- Directions: Look through the entries below. Report each line that has the word "Mining" in it.

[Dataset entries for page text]
▬▬▬
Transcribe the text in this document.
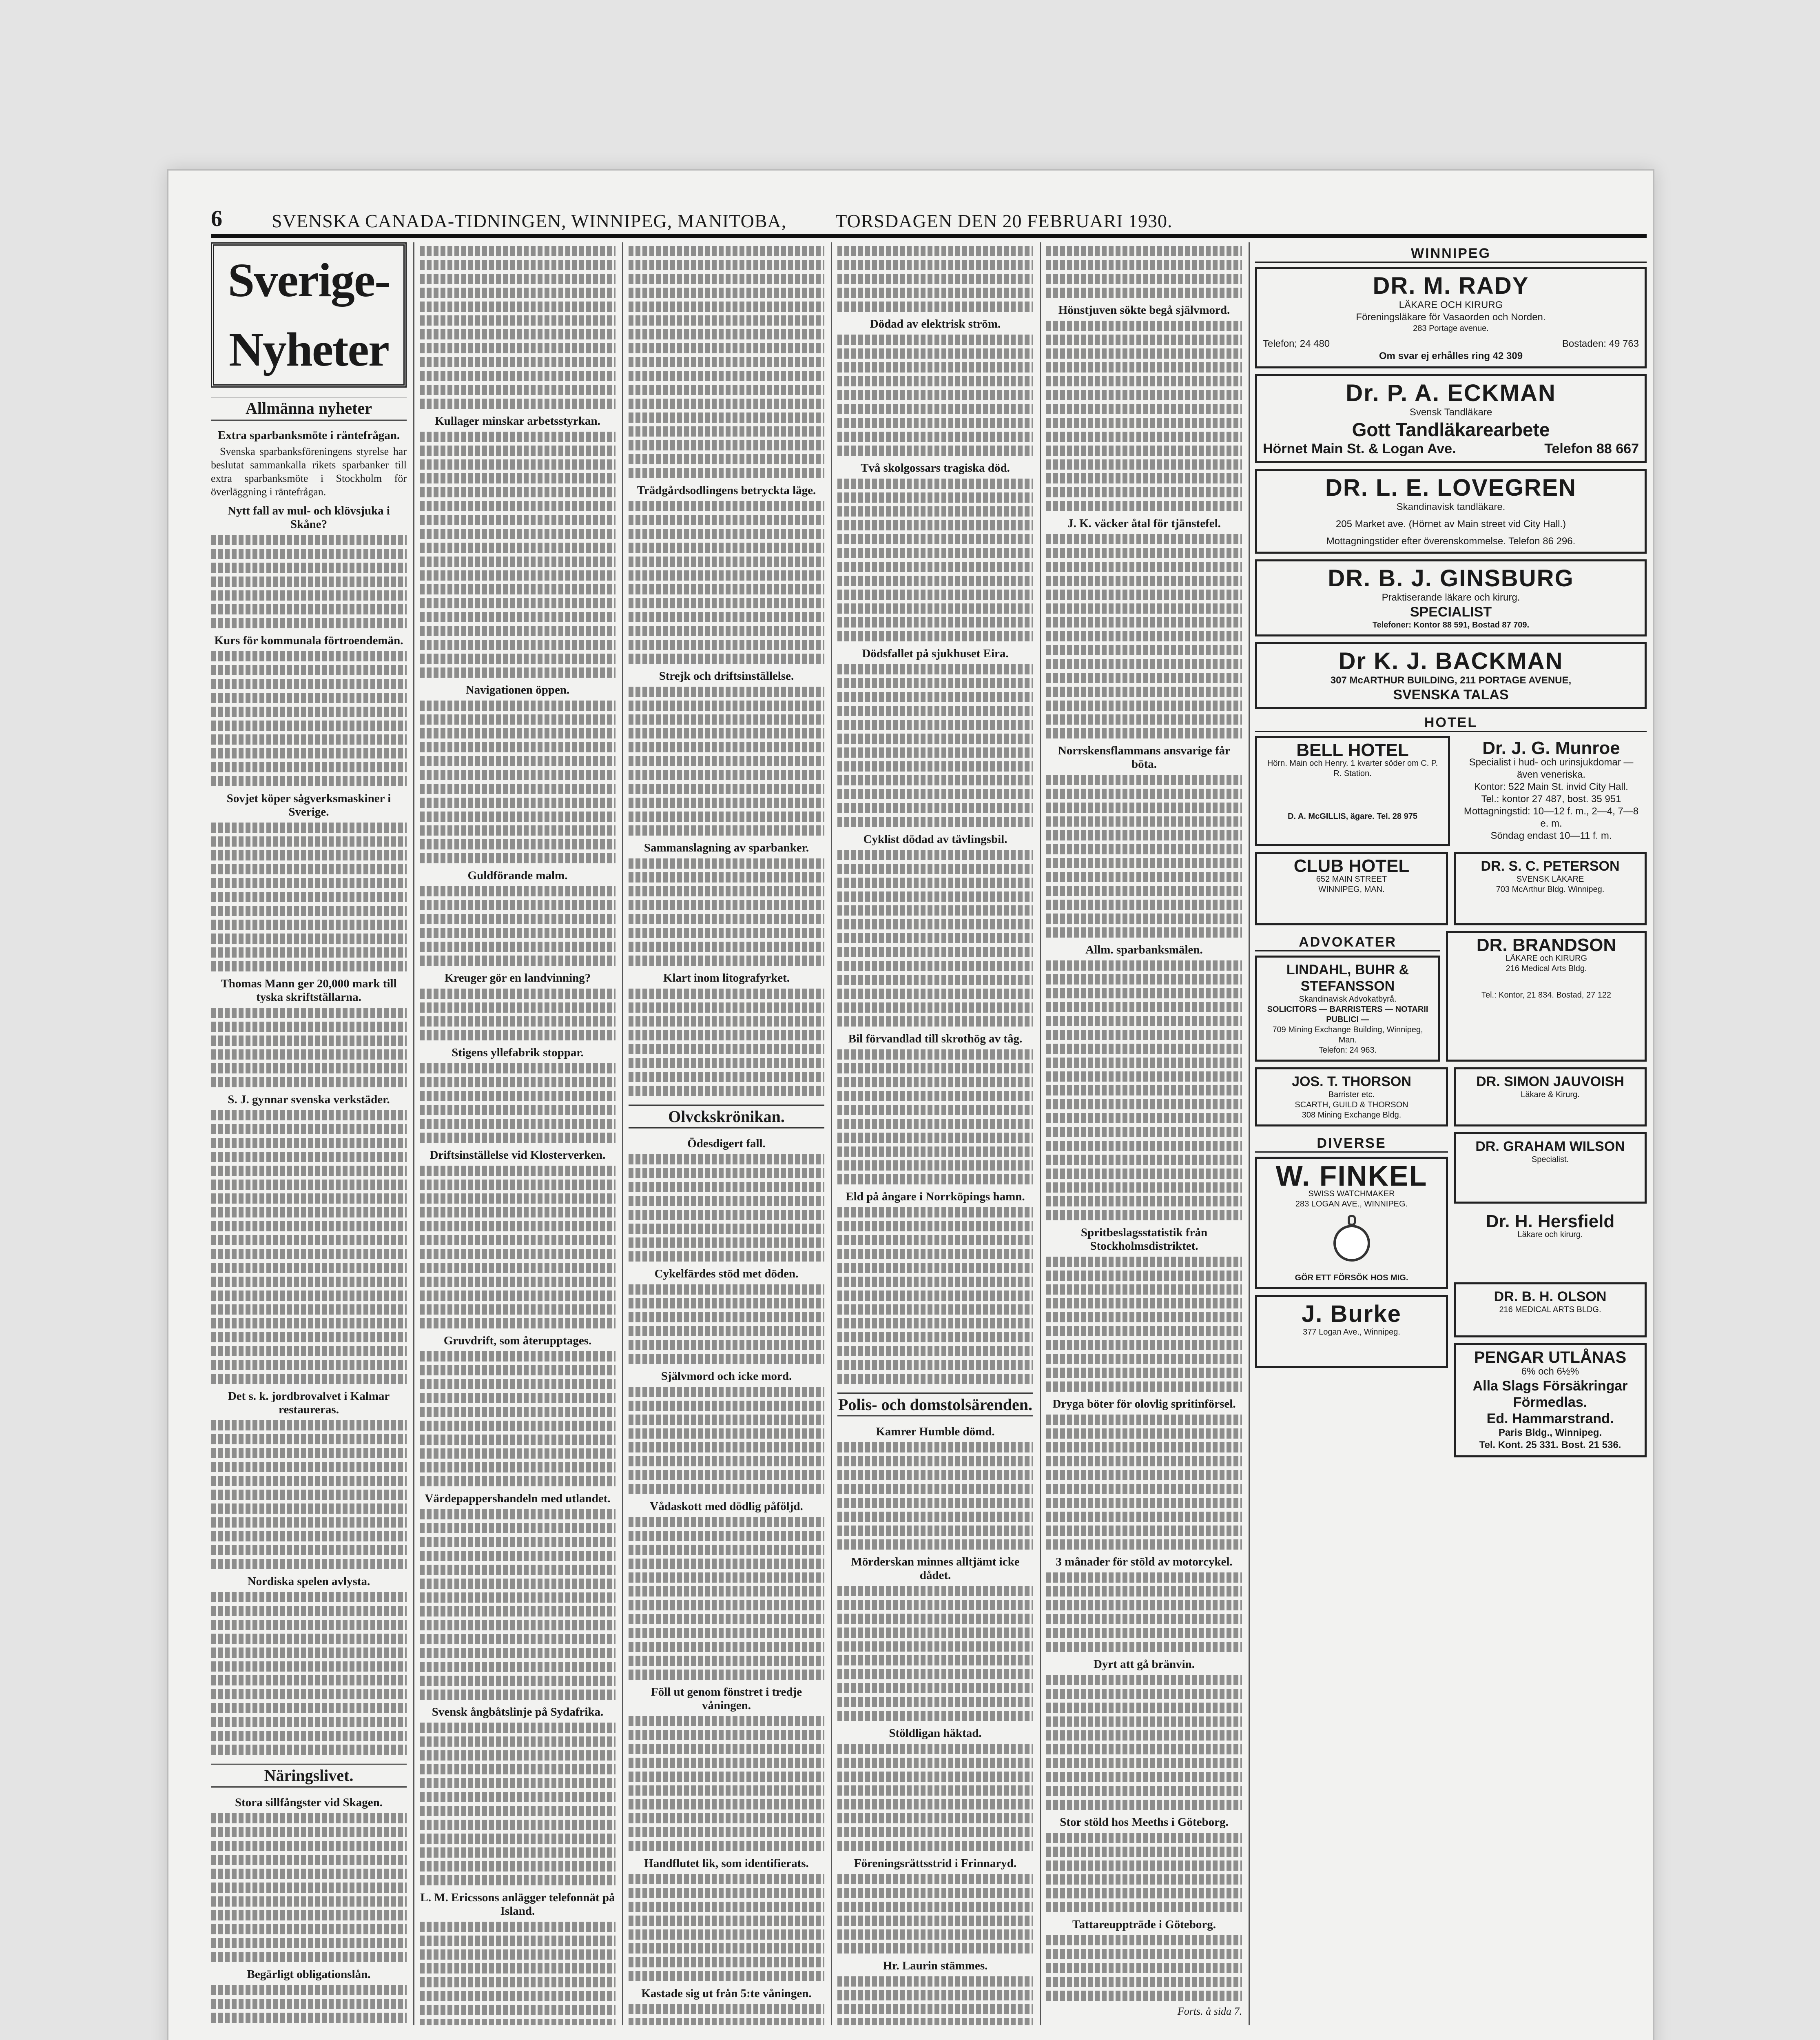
6	SVENSKA CANADA-TIDNINGEN, WINNIPEG, MANITOBA,	TORSDAGEN DEN 20 FEBRUARI 1930.
Sverige-Nyheter
Allmänna nyheter
Extra sparbanksmöte i räntefrågan.

Svenska sparbanksföreningens styrelse har beslutat sammankalla rikets sparbanker till extra sparbanksmöte i Stockholm för överläggning i räntefrågan.

Nytt fall av mul- och klövsjuka i Skåne?
Kurs för kommunala förtroendemän.
Sovjet köper sågverksmaskiner i Sverige.
Thomas Mann ger 20,000 mark till tyska skriftställarna.
S. J. gynnar svenska verkstäder.
Det s. k. jordbrovalvet i Kalmar restaureras.
Nordiska spelen avlysta.
Näringslivet.
Stora sillfångster vid Skagen.
Begärligt obligationslån.
Kullager minskar arbetsstyrkan.
Navigationen öppen.
Guldförande malm.
Kreuger gör en landvinning?
Stigens yllefabrik stoppar.
Driftsinställelse vid Klosterverken.
Gruvdrift, som återupptages.
Värdepappershandeln med utlandet.
Svensk ångbåtslinje på Sydafrika.
L. M. Ericssons anlägger telefonnät på Island.
Trädgårdsodlingens betryckta läge.
Strejk och driftsinställelse.
Sammanslagning av sparbanker.
Klart inom litografyrket.
Olvckskrönikan.
Ödesdigert fall.
Cykelfärdes stöd met döden.
Självmord och icke mord.
Vådaskott med dödlig påföljd.
Föll ut genom fönstret i tredje våningen.
Handflutet lik, som identifierats.
Kastade sig ut från 5:te våningen.
Dödad av elektrisk ström.
Två skolgossars tragiska död.
Dödsfallet på sjukhuset Eira.
Cyklist dödad av tävlingsbil.
Bil förvandlad till skrothög av tåg.
Eld på ångare i Norrköpings hamn.
Polis- och domstolsärenden.
Kamrer Humble dömd.
Mörderskan minnes alltjämt icke dådet.
Stöldligan häktad.
Föreningsrättsstrid i Frinnaryd.
Hr. Laurin stämmes.
Hönstjuven sökte begå självmord.
J. K. väcker åtal för tjänstefel.
Norrskensflammans ansvarige får böta.
Allm. sparbanksmälen.
Spritbeslagsstatistik från Stockholmsdistriktet.
Dryga böter för olovlig spritinförsel.
3 månader för stöld av motorcykel.
Dyrt att gå bränvin.
Stor stöld hos Meeths i Göteborg.
Tattareuppträde i Göteborg.
Forts. å sida 7.
WINNIPEG
DR. M. RADY
LÄKARE OCH KIRURG
Föreningsläkare för Vasaorden och Norden.
283 Portage avenue.
Telefon; 24 480	Bostaden: 49 763
Om svar ej erhålles ring 42 309
Dr. P. A. ECKMAN
Svensk Tandläkare
Gott Tandläkarearbete
Hörnet Main St. & Logan Ave.	Telefon 88 667
DR. L. E. LOVEGREN
Skandinavisk tandläkare.
205 Market ave. (Hörnet av Main street vid City Hall.)
Mottagningstider efter överenskommelse. Telefon 86 296.
DR. B. J. GINSBURG
Praktiserande läkare och kirurg.
SPECIALIST
Telefoner: Kontor 88 591, Bostad 87 709.
Dr K. J. BACKMAN
307 McARTHUR BUILDING, 211 PORTAGE AVENUE,
SVENSKA TALAS
HOTEL
BELL HOTEL
Hörn. Main och Henry. 1 kvarter söder om C. P. R. Station.
D. A. McGILLIS, ägare. Tel. 28 975
Dr. J. G. Munroe
Specialist i hud- och urinsjukdomar — även veneriska.
Kontor: 522 Main St. invid City Hall.
Tel.: kontor 27 487, bost. 35 951
Mottagningstid: 10—12 f. m., 2—4, 7—8 e. m.
Söndag endast 10—11 f. m.
CLUB HOTEL
652 MAIN STREET
WINNIPEG, MAN.
DR. S. C. PETERSON
SVENSK LÄKARE
703 McArthur Bldg. Winnipeg.
ADVOKATER
LINDAHL, BUHR & STEFANSSON
Skandinavisk Advokatbyrå.
SOLICITORS — BARRISTERS — NOTARII PUBLICI —
709 Mining Exchange Building, Winnipeg, Man.
Telefon: 24 963.
DR. BRANDSON
LÄKARE och KIRURG
216 Medical Arts Bldg.
Tel.: Kontor, 21 834. Bostad, 27 122
JOS. T. THORSON
Barrister etc.
SCARTH, GUILD & THORSON
308 Mining Exchange Bldg.
DR. SIMON JAUVOISH
Läkare & Kirurg.
DIVERSE
W. FINKEL
SWISS WATCHMAKER
283 LOGAN AVE., WINNIPEG.
GÖR ETT FÖRSÖK HOS MIG.
J. Burke
377 Logan Ave., Winnipeg.
DR. GRAHAM WILSON
Specialist.
Dr. H. Hersfield
Läkare och kirurg.
DR. B. H. OLSON
216 MEDICAL ARTS BLDG.
PENGAR UTLÅNAS
6% och 6½%
Alla Slags Försäkringar Förmedlas.
Ed. Hammarstrand.
Paris Bldg., Winnipeg.
Tel. Kont. 25 331. Bost. 21 536.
▬▬▬
- Result:
709 Mining Exchange Building, Winnipeg, Man.
308 Mining Exchange Bldg.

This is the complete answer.